● **Data for this exercise**

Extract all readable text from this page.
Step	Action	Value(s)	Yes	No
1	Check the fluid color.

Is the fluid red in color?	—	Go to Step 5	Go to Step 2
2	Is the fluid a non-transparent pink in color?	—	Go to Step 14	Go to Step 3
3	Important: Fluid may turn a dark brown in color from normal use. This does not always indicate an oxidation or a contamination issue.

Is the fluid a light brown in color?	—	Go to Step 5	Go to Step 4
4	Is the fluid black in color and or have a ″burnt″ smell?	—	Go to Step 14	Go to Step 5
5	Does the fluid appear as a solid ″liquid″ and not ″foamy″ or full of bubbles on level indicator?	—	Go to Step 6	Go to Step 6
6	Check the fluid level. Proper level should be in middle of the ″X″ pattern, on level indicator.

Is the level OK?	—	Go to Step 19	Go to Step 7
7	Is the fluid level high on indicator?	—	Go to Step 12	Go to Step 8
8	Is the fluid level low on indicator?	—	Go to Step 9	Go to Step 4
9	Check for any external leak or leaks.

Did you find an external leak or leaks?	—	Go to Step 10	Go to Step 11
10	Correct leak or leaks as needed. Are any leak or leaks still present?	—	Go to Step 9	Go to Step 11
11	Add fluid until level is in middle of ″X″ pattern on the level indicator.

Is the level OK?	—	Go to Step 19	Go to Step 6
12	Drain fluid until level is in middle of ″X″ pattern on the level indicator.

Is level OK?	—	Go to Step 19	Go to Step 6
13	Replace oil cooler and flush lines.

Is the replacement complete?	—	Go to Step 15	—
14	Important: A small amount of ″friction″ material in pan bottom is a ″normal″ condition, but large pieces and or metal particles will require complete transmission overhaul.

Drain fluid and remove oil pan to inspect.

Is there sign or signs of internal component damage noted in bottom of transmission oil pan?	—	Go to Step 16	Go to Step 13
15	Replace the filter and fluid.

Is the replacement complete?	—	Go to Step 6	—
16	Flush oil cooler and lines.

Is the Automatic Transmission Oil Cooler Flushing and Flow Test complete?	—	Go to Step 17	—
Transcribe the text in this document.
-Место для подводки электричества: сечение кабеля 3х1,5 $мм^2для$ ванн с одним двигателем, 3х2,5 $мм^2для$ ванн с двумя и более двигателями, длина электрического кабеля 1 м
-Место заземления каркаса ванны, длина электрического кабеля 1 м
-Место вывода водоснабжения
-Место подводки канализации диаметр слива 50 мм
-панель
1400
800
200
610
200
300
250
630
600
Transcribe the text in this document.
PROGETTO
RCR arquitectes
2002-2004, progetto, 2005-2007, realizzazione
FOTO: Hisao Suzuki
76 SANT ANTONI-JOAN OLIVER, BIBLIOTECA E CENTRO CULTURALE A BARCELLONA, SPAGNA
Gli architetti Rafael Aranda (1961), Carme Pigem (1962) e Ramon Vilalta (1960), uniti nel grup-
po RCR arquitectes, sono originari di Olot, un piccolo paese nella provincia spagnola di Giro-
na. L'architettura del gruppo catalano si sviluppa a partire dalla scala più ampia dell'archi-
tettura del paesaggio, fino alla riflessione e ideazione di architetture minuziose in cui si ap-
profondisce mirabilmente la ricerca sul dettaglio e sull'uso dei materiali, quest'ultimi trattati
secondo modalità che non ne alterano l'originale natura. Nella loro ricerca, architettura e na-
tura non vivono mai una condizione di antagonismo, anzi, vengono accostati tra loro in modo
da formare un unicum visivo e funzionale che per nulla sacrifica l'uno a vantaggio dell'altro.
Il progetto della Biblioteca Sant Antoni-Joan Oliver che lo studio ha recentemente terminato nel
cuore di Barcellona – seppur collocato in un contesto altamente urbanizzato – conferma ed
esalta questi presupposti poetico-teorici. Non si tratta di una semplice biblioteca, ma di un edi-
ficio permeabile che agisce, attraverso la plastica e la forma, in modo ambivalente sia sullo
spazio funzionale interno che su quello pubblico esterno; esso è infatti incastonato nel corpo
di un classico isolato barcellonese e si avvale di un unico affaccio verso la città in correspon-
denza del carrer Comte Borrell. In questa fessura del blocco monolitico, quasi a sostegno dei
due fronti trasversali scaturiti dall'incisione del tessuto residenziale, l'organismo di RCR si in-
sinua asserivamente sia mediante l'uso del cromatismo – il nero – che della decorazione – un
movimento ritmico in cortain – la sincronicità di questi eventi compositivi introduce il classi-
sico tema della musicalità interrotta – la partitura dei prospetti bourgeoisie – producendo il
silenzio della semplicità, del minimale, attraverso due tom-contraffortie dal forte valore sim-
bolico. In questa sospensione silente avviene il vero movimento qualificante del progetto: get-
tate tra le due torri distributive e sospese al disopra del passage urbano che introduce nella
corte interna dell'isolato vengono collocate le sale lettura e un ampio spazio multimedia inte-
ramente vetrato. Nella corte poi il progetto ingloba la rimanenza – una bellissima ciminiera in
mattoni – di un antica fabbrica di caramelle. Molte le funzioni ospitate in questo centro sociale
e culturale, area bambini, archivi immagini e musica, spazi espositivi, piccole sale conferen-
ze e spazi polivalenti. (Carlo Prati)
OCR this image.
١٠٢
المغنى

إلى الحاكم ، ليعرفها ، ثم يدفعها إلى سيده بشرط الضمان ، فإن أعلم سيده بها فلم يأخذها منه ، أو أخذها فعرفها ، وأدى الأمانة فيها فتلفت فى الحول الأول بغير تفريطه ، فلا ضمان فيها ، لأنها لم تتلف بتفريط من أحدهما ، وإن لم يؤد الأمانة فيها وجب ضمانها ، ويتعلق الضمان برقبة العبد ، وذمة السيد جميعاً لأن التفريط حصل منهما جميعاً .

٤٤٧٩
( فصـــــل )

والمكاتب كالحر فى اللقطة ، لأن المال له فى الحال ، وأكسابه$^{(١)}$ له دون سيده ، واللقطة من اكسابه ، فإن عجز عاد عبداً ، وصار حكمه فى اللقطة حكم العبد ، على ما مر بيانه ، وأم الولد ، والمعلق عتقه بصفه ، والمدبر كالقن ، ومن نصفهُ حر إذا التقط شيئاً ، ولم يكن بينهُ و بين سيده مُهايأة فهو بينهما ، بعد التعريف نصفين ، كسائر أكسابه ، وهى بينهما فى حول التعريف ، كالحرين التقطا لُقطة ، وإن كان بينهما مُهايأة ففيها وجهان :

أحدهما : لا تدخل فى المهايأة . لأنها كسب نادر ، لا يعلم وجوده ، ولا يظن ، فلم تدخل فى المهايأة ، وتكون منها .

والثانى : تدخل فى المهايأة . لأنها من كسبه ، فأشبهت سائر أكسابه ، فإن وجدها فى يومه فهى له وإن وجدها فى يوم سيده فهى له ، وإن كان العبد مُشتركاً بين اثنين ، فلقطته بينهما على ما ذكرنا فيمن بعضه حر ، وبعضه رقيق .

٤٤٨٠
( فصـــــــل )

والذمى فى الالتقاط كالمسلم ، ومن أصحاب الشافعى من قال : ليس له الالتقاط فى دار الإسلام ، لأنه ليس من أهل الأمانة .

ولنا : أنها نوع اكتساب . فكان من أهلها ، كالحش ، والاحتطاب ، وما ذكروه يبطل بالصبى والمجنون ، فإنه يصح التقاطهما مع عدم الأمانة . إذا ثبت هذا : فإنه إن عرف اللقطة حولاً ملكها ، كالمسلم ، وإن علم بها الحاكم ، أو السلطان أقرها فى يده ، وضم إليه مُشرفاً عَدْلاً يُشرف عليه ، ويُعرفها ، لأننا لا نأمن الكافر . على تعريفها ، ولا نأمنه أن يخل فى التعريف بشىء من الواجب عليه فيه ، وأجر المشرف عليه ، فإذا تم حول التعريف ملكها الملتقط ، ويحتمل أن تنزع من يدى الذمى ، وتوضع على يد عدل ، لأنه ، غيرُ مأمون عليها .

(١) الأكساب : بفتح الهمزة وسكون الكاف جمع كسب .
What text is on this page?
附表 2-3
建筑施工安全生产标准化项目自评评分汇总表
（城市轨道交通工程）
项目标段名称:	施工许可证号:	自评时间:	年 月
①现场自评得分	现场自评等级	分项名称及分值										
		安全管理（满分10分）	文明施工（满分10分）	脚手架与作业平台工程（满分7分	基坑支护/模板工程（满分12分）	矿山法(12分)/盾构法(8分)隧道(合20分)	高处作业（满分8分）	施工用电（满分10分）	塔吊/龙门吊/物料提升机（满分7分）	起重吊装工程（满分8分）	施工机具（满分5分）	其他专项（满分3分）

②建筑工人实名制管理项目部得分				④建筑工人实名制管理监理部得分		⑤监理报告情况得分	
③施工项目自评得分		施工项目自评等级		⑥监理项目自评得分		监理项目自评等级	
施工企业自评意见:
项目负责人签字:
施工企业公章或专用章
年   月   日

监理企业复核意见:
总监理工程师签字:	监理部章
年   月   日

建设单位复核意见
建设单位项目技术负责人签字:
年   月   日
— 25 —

● **What the task requires**
Beginning at the line containing "What text is on this page?", repeat each line exactly through the last line of the entries, and include no other lines.

● **Finished exercise**
What text is on this page?
附表 2-3
建筑施工安全生产标准化项目自评评分汇总表
（城市轨道交通工程）
项目标段名称:	施工许可证号:	自评时间:	年 月
①现场自评得分	现场自评等级	分项名称及分值										
		安全管理（满分10分）	文明施工（满分10分）	脚手架与作业平台工程（满分7分	基坑支护/模板工程（满分12分）	矿山法(12分)/盾构法(8分)隧道(合20分)	高处作业（满分8分）	施工用电（满分10分）	塔吊/龙门吊/物料提升机（满分7分）	起重吊装工程（满分8分）	施工机具（满分5分）	其他专项（满分3分）

②建筑工人实名制管理项目部得分				④建筑工人实名制管理监理部得分		⑤监理报告情况得分	
③施工项目自评得分		施工项目自评等级		⑥监理项目自评得分		监理项目自评等级	
施工企业自评意见:
项目负责人签字:
施工企业公章或专用章
年   月   日

监理企业复核意见:
总监理工程师签字:	监理部章
年   月   日

建设单位复核意见
建设单位项目技术负责人签字:
年   月   日
— 25 —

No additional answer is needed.